Stored data entries
[START]

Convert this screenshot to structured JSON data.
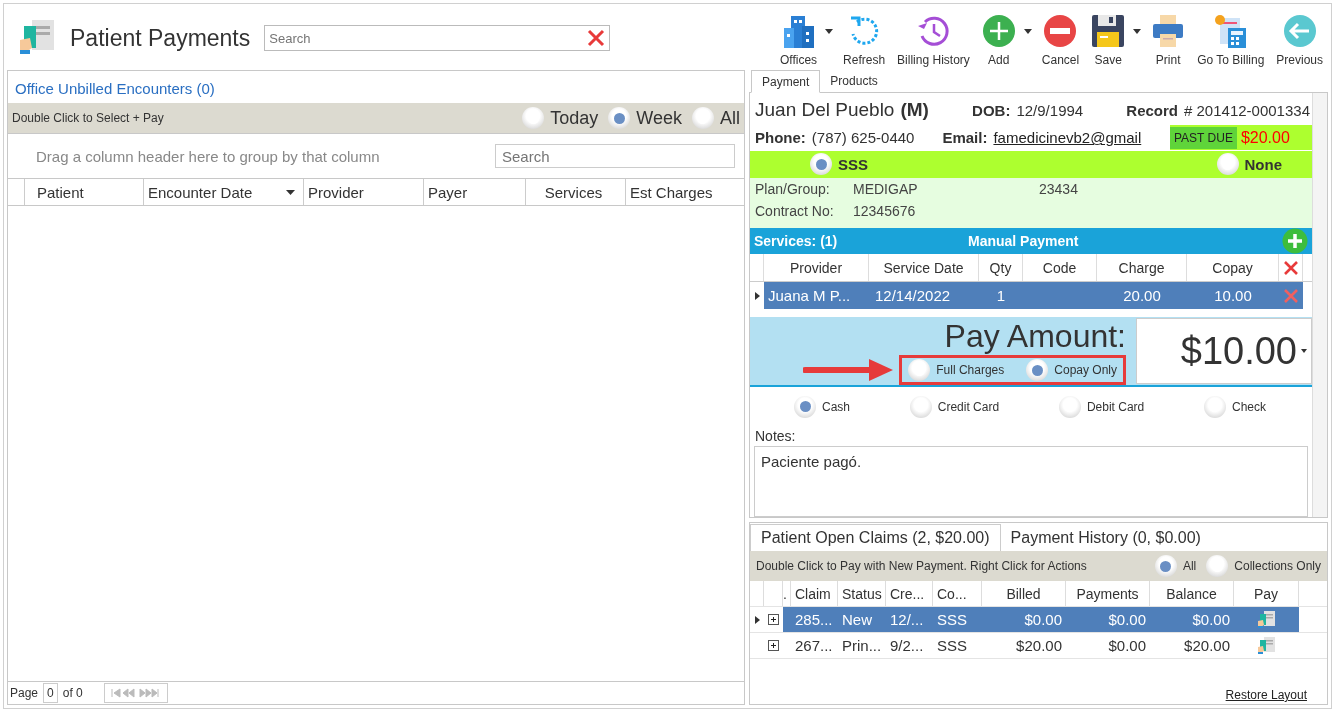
{
  "app": {
    "title": "Patient Payments",
    "search": {
      "placeholder": "Search"
    }
  },
  "toolbar": [
    {
      "label": "Offices",
      "kind": "buildings",
      "dropdown": true
    },
    {
      "label": "Refresh",
      "kind": "refresh",
      "dropdown": false
    },
    {
      "label": "Billing History",
      "kind": "history",
      "dropdown": false
    },
    {
      "label": "Add",
      "kind": "add",
      "dropdown": true
    },
    {
      "label": "Cancel",
      "kind": "cancel",
      "dropdown": false
    },
    {
      "label": "Save",
      "kind": "save",
      "dropdown": true
    },
    {
      "label": "Print",
      "kind": "print",
      "dropdown": false
    },
    {
      "label": "Go To Billing",
      "kind": "billing",
      "dropdown": false
    },
    {
      "label": "Previous",
      "kind": "previous",
      "dropdown": false
    }
  ],
  "encounters": {
    "title": "Office Unbilled Encounters (0)",
    "hint": "Double Click to Select + Pay",
    "filters": [
      {
        "label": "Today",
        "selected": false
      },
      {
        "label": "Week",
        "selected": true
      },
      {
        "label": "All",
        "selected": false
      }
    ],
    "group_hint": "Drag a column header here to group by that column",
    "search": {
      "placeholder": "Search"
    },
    "columns": [
      {
        "label": "Patient",
        "sorted": false
      },
      {
        "label": "Encounter Date",
        "sorted": true
      },
      {
        "label": "Provider",
        "sorted": false
      },
      {
        "label": "Payer",
        "sorted": false
      },
      {
        "label": "Services",
        "sorted": false
      },
      {
        "label": "Est Charges",
        "sorted": false
      }
    ],
    "pager": {
      "label": "Page",
      "page": "0",
      "total": "of 0"
    }
  },
  "tabs": [
    {
      "label": "Payment",
      "selected": true
    },
    {
      "label": "Products",
      "selected": false
    }
  ],
  "patient": {
    "name": "Juan Del Pueblo",
    "sex": "(M)",
    "dob_label": "DOB:",
    "dob": "12/9/1994",
    "record_label": "Record",
    "record": "# 201412-0001334",
    "phone_label": "Phone:",
    "phone": "(787) 625-0440",
    "email_label": "Email:",
    "email": "famedicinevb2@gmail",
    "past_due_label": "PAST DUE",
    "past_due": "$20.00"
  },
  "insurance": {
    "options": [
      {
        "label": "SSS",
        "selected": true
      },
      {
        "label": "None",
        "selected": false
      }
    ],
    "plan_label": "Plan/Group:",
    "plan": "MEDIGAP",
    "group": "23434",
    "contract_label": "Contract No:",
    "contract": "12345676"
  },
  "services": {
    "title": "Services: (1)",
    "mode": "Manual Payment",
    "columns": [
      "Provider",
      "Service Date",
      "Qty",
      "Code",
      "Charge",
      "Copay"
    ],
    "rows": [
      {
        "selected": true,
        "provider": "Juana M P...",
        "service_date": "12/14/2022",
        "qty": "1",
        "charge": "20.00",
        "copay": "10.00"
      }
    ]
  },
  "pay": {
    "label": "Pay Amount:",
    "amount": "$10.00",
    "basis": [
      {
        "label": "Full Charges",
        "selected": false
      },
      {
        "label": "Copay Only",
        "selected": true
      }
    ],
    "methods": [
      {
        "label": "Cash",
        "selected": true
      },
      {
        "label": "Credit Card",
        "selected": false
      },
      {
        "label": "Debit Card",
        "selected": false
      },
      {
        "label": "Check",
        "selected": false
      }
    ]
  },
  "notes": {
    "label": "Notes:",
    "value": "Paciente pagó."
  },
  "claim_tabs": [
    {
      "label": "Patient Open Claims (2, $20.00)",
      "selected": true
    },
    {
      "label": "Payment History (0, $0.00)",
      "selected": false
    }
  ],
  "claims": {
    "hint": "Double Click to Pay with New Payment. Right Click for Actions",
    "filters": [
      {
        "label": "All",
        "selected": true
      },
      {
        "label": "Collections Only",
        "selected": false
      }
    ],
    "columns": [
      ".",
      "Claim",
      "Status",
      "Cre...",
      "Co...",
      "Billed",
      "Payments",
      "Balance",
      "Pay"
    ],
    "rows": [
      {
        "selected": true,
        "cells": [
          "",
          "285...",
          "New",
          "12/...",
          "SSS",
          "$0.00",
          "$0.00",
          "$0.00"
        ]
      },
      {
        "selected": false,
        "cells": [
          "",
          "267...",
          "Prin...",
          "9/2...",
          "SSS",
          "$20.00",
          "$0.00",
          "$20.00"
        ]
      }
    ],
    "restore": "Restore Layout"
  }
}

[END]

Reproduce the material above in full, exactly, with no images.

Convert this screenshot to structured JSON data.
{
  "app": {
    "title": "Patient Payments",
    "search": {
      "placeholder": "Search"
    }
  },
  "toolbar": [
    {
      "label": "Offices",
      "kind": "buildings",
      "dropdown": true
    },
    {
      "label": "Refresh",
      "kind": "refresh",
      "dropdown": false
    },
    {
      "label": "Billing History",
      "kind": "history",
      "dropdown": false
    },
    {
      "label": "Add",
      "kind": "add",
      "dropdown": true
    },
    {
      "label": "Cancel",
      "kind": "cancel",
      "dropdown": false
    },
    {
      "label": "Save",
      "kind": "save",
      "dropdown": true
    },
    {
      "label": "Print",
      "kind": "print",
      "dropdown": false
    },
    {
      "label": "Go To Billing",
      "kind": "billing",
      "dropdown": false
    },
    {
      "label": "Previous",
      "kind": "previous",
      "dropdown": false
    }
  ],
  "encounters": {
    "title": "Office Unbilled Encounters (0)",
    "hint": "Double Click to Select + Pay",
    "filters": [
      {
        "label": "Today",
        "selected": false
      },
      {
        "label": "Week",
        "selected": true
      },
      {
        "label": "All",
        "selected": false
      }
    ],
    "group_hint": "Drag a column header here to group by that column",
    "search": {
      "placeholder": "Search"
    },
    "columns": [
      {
        "label": "Patient",
        "sorted": false
      },
      {
        "label": "Encounter Date",
        "sorted": true
      },
      {
        "label": "Provider",
        "sorted": false
      },
      {
        "label": "Payer",
        "sorted": false
      },
      {
        "label": "Services",
        "sorted": false
      },
      {
        "label": "Est Charges",
        "sorted": false
      }
    ],
    "pager": {
      "label": "Page",
      "page": "0",
      "total": "of 0"
    }
  },
  "tabs": [
    {
      "label": "Payment",
      "selected": true
    },
    {
      "label": "Products",
      "selected": false
    }
  ],
  "patient": {
    "name": "Juan Del Pueblo",
    "sex": "(M)",
    "dob_label": "DOB:",
    "dob": "12/9/1994",
    "record_label": "Record",
    "record": "# 201412-0001334",
    "phone_label": "Phone:",
    "phone": "(787) 625-0440",
    "email_label": "Email:",
    "email": "famedicinevb2@gmail",
    "past_due_label": "PAST DUE",
    "past_due": "$20.00"
  },
  "insurance": {
    "options": [
      {
        "label": "SSS",
        "selected": true
      },
      {
        "label": "None",
        "selected": false
      }
    ],
    "plan_label": "Plan/Group:",
    "plan": "MEDIGAP",
    "group": "23434",
    "contract_label": "Contract No:",
    "contract": "12345676"
  },
  "services": {
    "title": "Services: (1)",
    "mode": "Manual Payment",
    "columns": [
      "Provider",
      "Service Date",
      "Qty",
      "Code",
      "Charge",
      "Copay"
    ],
    "rows": [
      {
        "selected": true,
        "provider": "Juana M P...",
        "service_date": "12/14/2022",
        "qty": "1",
        "charge": "20.00",
        "copay": "10.00"
      }
    ]
  },
  "pay": {
    "label": "Pay Amount:",
    "amount": "$10.00",
    "basis": [
      {
        "label": "Full Charges",
        "selected": false
      },
      {
        "label": "Copay Only",
        "selected": true
      }
    ],
    "methods": [
      {
        "label": "Cash",
        "selected": true
      },
      {
        "label": "Credit Card",
        "selected": false
      },
      {
        "label": "Debit Card",
        "selected": false
      },
      {
        "label": "Check",
        "selected": false
      }
    ]
  },
  "notes": {
    "label": "Notes:",
    "value": "Paciente pagó."
  },
  "claim_tabs": [
    {
      "label": "Patient Open Claims (2, $20.00)",
      "selected": true
    },
    {
      "label": "Payment History (0, $0.00)",
      "selected": false
    }
  ],
  "claims": {
    "hint": "Double Click to Pay with New Payment. Right Click for Actions",
    "filters": [
      {
        "label": "All",
        "selected": true
      },
      {
        "label": "Collections Only",
        "selected": false
      }
    ],
    "columns": [
      ".",
      "Claim",
      "Status",
      "Cre...",
      "Co...",
      "Billed",
      "Payments",
      "Balance",
      "Pay"
    ],
    "rows": [
      {
        "selected": true,
        "cells": [
          "",
          "285...",
          "New",
          "12/...",
          "SSS",
          "$0.00",
          "$0.00",
          "$0.00"
        ]
      },
      {
        "selected": false,
        "cells": [
          "",
          "267...",
          "Prin...",
          "9/2...",
          "SSS",
          "$20.00",
          "$0.00",
          "$20.00"
        ]
      }
    ],
    "restore": "Restore Layout"
  }
}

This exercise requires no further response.